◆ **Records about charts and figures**
▶
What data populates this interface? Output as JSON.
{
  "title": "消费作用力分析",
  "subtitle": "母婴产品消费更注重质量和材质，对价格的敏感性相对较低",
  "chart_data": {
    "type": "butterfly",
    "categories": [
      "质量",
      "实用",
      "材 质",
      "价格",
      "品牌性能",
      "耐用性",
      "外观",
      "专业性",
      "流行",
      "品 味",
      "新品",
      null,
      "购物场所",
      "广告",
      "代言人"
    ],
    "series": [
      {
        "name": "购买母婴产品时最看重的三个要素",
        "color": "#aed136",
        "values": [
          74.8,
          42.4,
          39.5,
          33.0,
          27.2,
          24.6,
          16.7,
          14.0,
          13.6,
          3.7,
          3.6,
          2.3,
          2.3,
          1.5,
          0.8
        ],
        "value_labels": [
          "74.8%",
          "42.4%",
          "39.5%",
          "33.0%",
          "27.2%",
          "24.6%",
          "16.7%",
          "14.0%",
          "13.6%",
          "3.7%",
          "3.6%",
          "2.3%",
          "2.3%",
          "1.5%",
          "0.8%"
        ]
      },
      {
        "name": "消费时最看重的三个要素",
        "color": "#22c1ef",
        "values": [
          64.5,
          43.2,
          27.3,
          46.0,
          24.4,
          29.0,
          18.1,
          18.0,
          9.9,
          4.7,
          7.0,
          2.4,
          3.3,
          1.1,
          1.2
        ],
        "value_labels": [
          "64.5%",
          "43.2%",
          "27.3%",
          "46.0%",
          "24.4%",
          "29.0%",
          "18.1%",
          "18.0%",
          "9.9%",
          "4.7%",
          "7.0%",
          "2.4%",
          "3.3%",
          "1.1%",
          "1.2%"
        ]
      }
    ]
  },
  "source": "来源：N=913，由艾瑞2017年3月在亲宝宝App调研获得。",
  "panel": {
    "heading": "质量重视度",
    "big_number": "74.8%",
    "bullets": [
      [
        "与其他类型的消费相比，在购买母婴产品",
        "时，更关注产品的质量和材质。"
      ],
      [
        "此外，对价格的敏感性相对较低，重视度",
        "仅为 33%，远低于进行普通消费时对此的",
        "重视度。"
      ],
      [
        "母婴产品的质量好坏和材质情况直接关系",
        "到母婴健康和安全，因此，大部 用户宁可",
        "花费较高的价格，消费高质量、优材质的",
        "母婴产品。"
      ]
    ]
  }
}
◀
◆ **WHAT THIS TASK INVOLVES**
Copy every line exactly. Leave nothing out.

◆ **ANSWER TO THIS PROBLEM**
What data populates this interface? Output as JSON.
{
  "title": "消费作用力分析",
  "subtitle": "母婴产品消费更注重质量和材质，对价格的敏感性相对较低",
  "chart_data": {
    "type": "butterfly",
    "categories": [
      "质量",
      "实用",
      "材 质",
      "价格",
      "品牌性能",
      "耐用性",
      "外观",
      "专业性",
      "流行",
      "品 味",
      "新品",
      null,
      "购物场所",
      "广告",
      "代言人"
    ],
    "series": [
      {
        "name": "购买母婴产品时最看重的三个要素",
        "color": "#aed136",
        "values": [
          74.8,
          42.4,
          39.5,
          33.0,
          27.2,
          24.6,
          16.7,
          14.0,
          13.6,
          3.7,
          3.6,
          2.3,
          2.3,
          1.5,
          0.8
        ],
        "value_labels": [
          "74.8%",
          "42.4%",
          "39.5%",
          "33.0%",
          "27.2%",
          "24.6%",
          "16.7%",
          "14.0%",
          "13.6%",
          "3.7%",
          "3.6%",
          "2.3%",
          "2.3%",
          "1.5%",
          "0.8%"
        ]
      },
      {
        "name": "消费时最看重的三个要素",
        "color": "#22c1ef",
        "values": [
          64.5,
          43.2,
          27.3,
          46.0,
          24.4,
          29.0,
          18.1,
          18.0,
          9.9,
          4.7,
          7.0,
          2.4,
          3.3,
          1.1,
          1.2
        ],
        "value_labels": [
          "64.5%",
          "43.2%",
          "27.3%",
          "46.0%",
          "24.4%",
          "29.0%",
          "18.1%",
          "18.0%",
          "9.9%",
          "4.7%",
          "7.0%",
          "2.4%",
          "3.3%",
          "1.1%",
          "1.2%"
        ]
      }
    ]
  },
  "source": "来源：N=913，由艾瑞2017年3月在亲宝宝App调研获得。",
  "panel": {
    "heading": "质量重视度",
    "big_number": "74.8%",
    "bullets": [
      [
        "与其他类型的消费相比，在购买母婴产品",
        "时，更关注产品的质量和材质。"
      ],
      [
        "此外，对价格的敏感性相对较低，重视度",
        "仅为 33%，远低于进行普通消费时对此的",
        "重视度。"
      ],
      [
        "母婴产品的质量好坏和材质情况直接关系",
        "到母婴健康和安全，因此，大部 用户宁可",
        "花费较高的价格，消费高质量、优材质的",
        "母婴产品。"
      ]
    ]
  }
}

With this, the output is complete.